- [Set exercise]: Search the entries for the word "text" and pull out each line that has it.

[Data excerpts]
◇ ◇ ◇ ◇ ◇ ◇ ◇
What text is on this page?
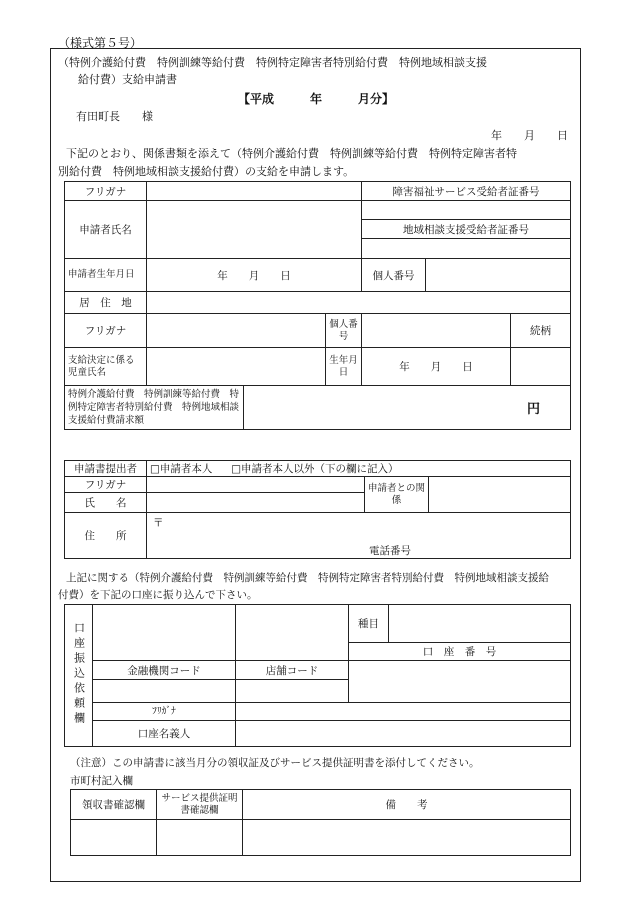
（様式第５号）
（特例介護給付費　特例訓練等給付費　特例特定障害者特別給付費　特例地域相談支援
給付費）支給申請書
【平成　　　年　　　月分】
有田町長　　様
年　　月　　日
下記のとおり、関係書類を添えて（特例介護給付費　特例訓練等給付費　特例特定障害者特
別給付費　特例地域相談支援給付費）の支給を申請します。
フリガナ				障害福祉サービス受給者証番号		
申請者氏名						
				地域相談支援受給者証番号		

申請者生年月日	年　　月　　日			個人番号		
居　住　地						
フリガナ			個人番号			続柄
支給決定に係る児童氏名			生年月日	年　　月　　日		
特例介護給付費　特例訓練等給付費　特例特定障害者特別給付費　特例地域相談支援給付費請求額		円				
申請書提出者	□申請者本人 □申請者本人以外（下の欄に記入）		
フリガナ		申請者との関係	
氏　　名			
住　　所	〒
電話番号		
上記に関する（特例介護給付費　特例訓練等給付費　特例特定障害者特別給付費　特例地域相談支援給
付費）を下記の口座に振り込んで下さい。
口座振込依頼欄			種目	
			口　座　番　号	
	金融機関コード	店舗コード		

	ﾌﾘｶﾞﾅ			
	口座名義人			
（注意）この申請書に該当月分の領収証及びサービス提供証明書を添付してください。
市町村記入欄
領収書確認欄	サービス提供証明書確認欄	備　　考
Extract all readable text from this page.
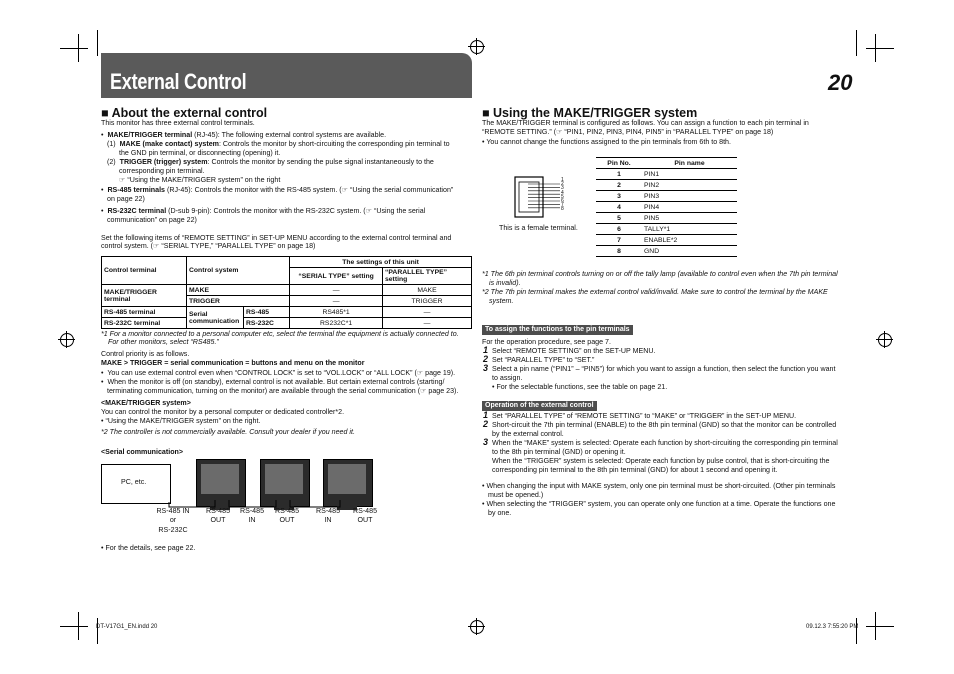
External Control	20
■ About the external control
This monitor has three external control terminals.
•  MAKE/TRIGGER terminal (RJ-45): The following external control systems are available.
(1) MAKE (make contact) system: Controls the monitor by short-circuiting the corresponding pin terminal to
the GND pin terminal, or disconnecting (opening) it.
(2) TRIGGER (trigger) system: Controls the monitor by sending the pulse signal instantaneously to the
corresponding pin terminal.
☞ “Using the MAKE/TRIGGER system” on the right
•  RS-485 terminals (RJ-45): Controls the monitor with the RS-485 system. (☞ “Using the serial communication”
on page 22)
•  RS-232C terminal (D-sub 9-pin): Controls the monitor with the RS-232C system. (☞ “Using the serial
communication” on page 22)
Set the following items of “REMOTE SETTING” in SET-UP MENU according to the external control terminal and
control system. (☞ “SERIAL TYPE,” “PARALLEL TYPE” on page 18)
Control terminal	Control system		The settings of this unit	
			“SERIAL TYPE” setting	“PARALLEL TYPE” setting
MAKE/TRIGGER terminal	MAKE		—	MAKE
	TRIGGER		—	TRIGGER
RS-485 terminal	Serial communication	RS-485	RS485*1	—
RS-232C terminal		RS-232C	RS232C*1	—
*1 For a monitor connected to a personal computer etc, select the terminal the equipment is actually connected to.
For other monitors, select “RS485.”
Control priority is as follows.
MAKE > TRIGGER = serial communication = buttons and menu on the monitor
•  You can use external control even when “CONTROL LOCK” is set to “VOL.LOCK” or “ALL LOCK” (☞ page 19).
•  When the monitor is off (on standby), external control is not available. But certain external controls (starting/
terminating communication, turning on the monitor) are available through the serial communication (☞ page 23).
<MAKE/TRIGGER system>
You can control the monitor by a personal computer or dedicated controller*2.
• “Using the MAKE/TRIGGER system” on the right.
*2 The controller is not commercially available. Consult your dealer if you need it.
<Serial communication>
PC, etc.
RS-485 IN
or
RS-232C
RS-485
OUT
RS-485
IN
RS-485
OUT
RS-485
IN
RS-485
OUT
• For the details, see page 22.
■ Using the MAKE/TRIGGER system
The MAKE/TRIGGER terminal is configured as follows. You can assign a function to each pin terminal in
“REMOTE SETTING.” (☞ “PIN1, PIN2, PIN3, PIN4, PIN5” in “PARALLEL TYPE” on page 18)
• You cannot change the functions assigned to the pin terminals from 6th to 8th.
1
2
3
4
5
6
7
8
This is a female terminal.
Pin No.	Pin name
1	PIN1
2	PIN2
3	PIN3
4	PIN4
5	PIN5
6	TALLY*1
7	ENABLE*2
8	GND
*1 The 6th pin terminal controls turning on or off the tally lamp (available to control even when the 7th pin terminal
is invalid).
*2 The 7th pin terminal makes the external control valid/invalid. Make sure to control the terminal by the MAKE
system.
To assign the functions to the pin terminals
For the operation procedure, see page 7.
1 Select “REMOTE SETTING” on the SET-UP MENU.
2 Set “PARALLEL TYPE” to “SET.”
3 Select a pin name (“PIN1” – “PIN5”) for which you want to assign a function, then select the function you want
to assign.
• For the selectable functions, see the table on page 21.
Operation of the external control
1 Set “PARALLEL TYPE” of “REMOTE SETTING” to “MAKE” or “TRIGGER” in the SET-UP MENU.
2 Short-circuit the 7th pin terminal (ENABLE) to the 8th pin terminal (GND) so that the monitor can be controlled
by the external control.
3 When the “MAKE” system is selected: Operate each function by short-circuiting the corresponding pin terminal
to the 8th pin terminal (GND) or opening it.
When the “TRIGGER” system is selected: Operate each function by pulse control, that is short-circuiting the
corresponding pin terminal to the 8th pin terminal (GND) for about 1 second and opening it.
• When changing the input with MAKE system, only one pin terminal must be short-circuited. (Other pin terminals
must be opened.)
• When selecting the “TRIGGER” system, you can operate only one function at a time. Operate the functions one
by one.
DT-V17G1_EN.indd 20	09.12.3 7:55:20 PM
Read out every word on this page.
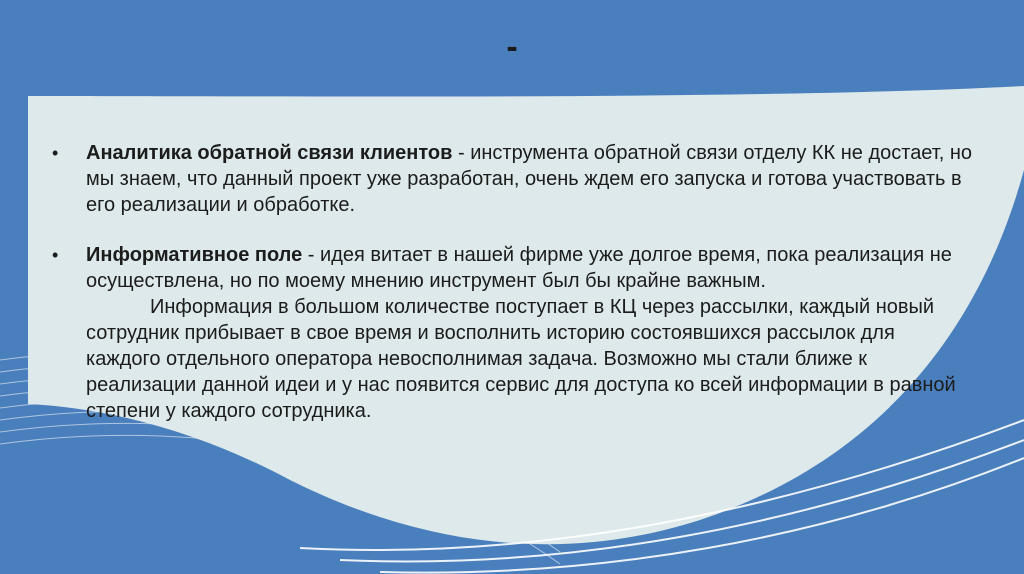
-
•	Аналитика обратной связи клиентов - инструмента обратной связи отделу КК не достает, но мы знаем, что данный проект уже разработан, очень ждем его запуска и готова участвовать в его реализации и обработке.
•	Информативное поле - идея витает в нашей фирме уже долгое время, пока реализация не осуществлена, но по моему мнению инструмент был бы крайне важным.
Информация в большом количестве поступает в КЦ через рассылки, каждый новый сотрудник прибывает в свое время и восполнить историю состоявшихся рассылок для каждого отдельного оператора невосполнимая задача. Возможно мы стали ближе к реализации данной идеи и у нас появится сервис для доступа ко всей информации в равной степени у каждого сотрудника.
◇ ◇ ◇ ◇ ◇ ◇ ◇
- [Task output]:
What text is on this page?
Extract all readable text from this page.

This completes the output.